* Set problem
Look at the entries below and reproduce them exactly.

==========

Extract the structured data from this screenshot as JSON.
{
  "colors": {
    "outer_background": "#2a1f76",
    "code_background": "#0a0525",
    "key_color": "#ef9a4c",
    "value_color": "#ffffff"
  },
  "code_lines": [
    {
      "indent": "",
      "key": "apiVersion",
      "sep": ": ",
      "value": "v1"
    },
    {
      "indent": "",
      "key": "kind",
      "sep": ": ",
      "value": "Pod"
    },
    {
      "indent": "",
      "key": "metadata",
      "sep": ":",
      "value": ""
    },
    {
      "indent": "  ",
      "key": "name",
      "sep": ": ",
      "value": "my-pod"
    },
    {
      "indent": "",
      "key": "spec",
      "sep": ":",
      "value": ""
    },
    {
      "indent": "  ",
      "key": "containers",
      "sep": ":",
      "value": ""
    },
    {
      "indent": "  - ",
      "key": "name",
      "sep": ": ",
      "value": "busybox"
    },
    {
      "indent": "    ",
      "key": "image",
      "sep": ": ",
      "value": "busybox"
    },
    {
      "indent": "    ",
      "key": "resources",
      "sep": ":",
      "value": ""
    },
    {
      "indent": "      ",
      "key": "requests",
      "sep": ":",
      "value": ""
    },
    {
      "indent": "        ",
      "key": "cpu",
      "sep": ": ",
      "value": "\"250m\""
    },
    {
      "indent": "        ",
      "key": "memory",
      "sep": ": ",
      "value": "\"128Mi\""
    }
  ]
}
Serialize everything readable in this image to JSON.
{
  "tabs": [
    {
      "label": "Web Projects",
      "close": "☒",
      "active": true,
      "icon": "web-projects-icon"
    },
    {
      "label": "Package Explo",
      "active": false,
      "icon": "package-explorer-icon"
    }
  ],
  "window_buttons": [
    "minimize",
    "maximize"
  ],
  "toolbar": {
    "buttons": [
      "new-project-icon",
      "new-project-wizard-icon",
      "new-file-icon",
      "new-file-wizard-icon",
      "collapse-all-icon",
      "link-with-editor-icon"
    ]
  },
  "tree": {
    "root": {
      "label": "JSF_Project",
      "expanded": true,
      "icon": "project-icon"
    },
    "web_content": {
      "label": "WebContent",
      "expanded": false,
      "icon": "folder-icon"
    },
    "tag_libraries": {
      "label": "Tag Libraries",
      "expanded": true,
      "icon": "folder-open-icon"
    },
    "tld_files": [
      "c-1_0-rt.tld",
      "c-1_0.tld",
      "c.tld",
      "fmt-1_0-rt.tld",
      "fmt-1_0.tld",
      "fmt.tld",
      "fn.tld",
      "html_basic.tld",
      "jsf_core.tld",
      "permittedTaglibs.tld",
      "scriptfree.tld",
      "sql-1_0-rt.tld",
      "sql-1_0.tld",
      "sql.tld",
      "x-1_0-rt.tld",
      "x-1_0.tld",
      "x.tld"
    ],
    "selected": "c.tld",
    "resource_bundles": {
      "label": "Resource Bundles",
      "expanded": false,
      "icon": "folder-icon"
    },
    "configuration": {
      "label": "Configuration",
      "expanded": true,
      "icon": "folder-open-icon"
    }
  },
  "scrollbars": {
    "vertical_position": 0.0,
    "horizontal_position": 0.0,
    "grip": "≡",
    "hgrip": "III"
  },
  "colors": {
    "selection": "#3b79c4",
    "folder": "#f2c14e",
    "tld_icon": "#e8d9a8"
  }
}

==========

* Result of the exercise
Extract the structured data from this screenshot as JSON.
{
  "colors": {
    "outer_background": "#2a1f76",
    "code_background": "#0a0525",
    "key_color": "#ef9a4c",
    "value_color": "#ffffff"
  },
  "code_lines": [
    {
      "indent": "",
      "key": "apiVersion",
      "sep": ": ",
      "value": "v1"
    },
    {
      "indent": "",
      "key": "kind",
      "sep": ": ",
      "value": "Pod"
    },
    {
      "indent": "",
      "key": "metadata",
      "sep": ":",
      "value": ""
    },
    {
      "indent": "  ",
      "key": "name",
      "sep": ": ",
      "value": "my-pod"
    },
    {
      "indent": "",
      "key": "spec",
      "sep": ":",
      "value": ""
    },
    {
      "indent": "  ",
      "key": "containers",
      "sep": ":",
      "value": ""
    },
    {
      "indent": "  - ",
      "key": "name",
      "sep": ": ",
      "value": "busybox"
    },
    {
      "indent": "    ",
      "key": "image",
      "sep": ": ",
      "value": "busybox"
    },
    {
      "indent": "    ",
      "key": "resources",
      "sep": ":",
      "value": ""
    },
    {
      "indent": "      ",
      "key": "requests",
      "sep": ":",
      "value": ""
    },
    {
      "indent": "        ",
      "key": "cpu",
      "sep": ": ",
      "value": "\"250m\""
    },
    {
      "indent": "        ",
      "key": "memory",
      "sep": ": ",
      "value": "\"128Mi\""
    }
  ]
}
Serialize everything readable in this image to JSON.
{
  "tabs": [
    {
      "label": "Web Projects",
      "close": "☒",
      "active": true,
      "icon": "web-projects-icon"
    },
    {
      "label": "Package Explo",
      "active": false,
      "icon": "package-explorer-icon"
    }
  ],
  "window_buttons": [
    "minimize",
    "maximize"
  ],
  "toolbar": {
    "buttons": [
      "new-project-icon",
      "new-project-wizard-icon",
      "new-file-icon",
      "new-file-wizard-icon",
      "collapse-all-icon",
      "link-with-editor-icon"
    ]
  },
  "tree": {
    "root": {
      "label": "JSF_Project",
      "expanded": true,
      "icon": "project-icon"
    },
    "web_content": {
      "label": "WebContent",
      "expanded": false,
      "icon": "folder-icon"
    },
    "tag_libraries": {
      "label": "Tag Libraries",
      "expanded": true,
      "icon": "folder-open-icon"
    },
    "tld_files": [
      "c-1_0-rt.tld",
      "c-1_0.tld",
      "c.tld",
      "fmt-1_0-rt.tld",
      "fmt-1_0.tld",
      "fmt.tld",
      "fn.tld",
      "html_basic.tld",
      "jsf_core.tld",
      "permittedTaglibs.tld",
      "scriptfree.tld",
      "sql-1_0-rt.tld",
      "sql-1_0.tld",
      "sql.tld",
      "x-1_0-rt.tld",
      "x-1_0.tld",
      "x.tld"
    ],
    "selected": "c.tld",
    "resource_bundles": {
      "label": "Resource Bundles",
      "expanded": false,
      "icon": "folder-icon"
    },
    "configuration": {
      "label": "Configuration",
      "expanded": true,
      "icon": "folder-open-icon"
    }
  },
  "scrollbars": {
    "vertical_position": 0.0,
    "horizontal_position": 0.0,
    "grip": "≡",
    "hgrip": "III"
  },
  "colors": {
    "selection": "#3b79c4",
    "folder": "#f2c14e",
    "tld_icon": "#e8d9a8"
  }
}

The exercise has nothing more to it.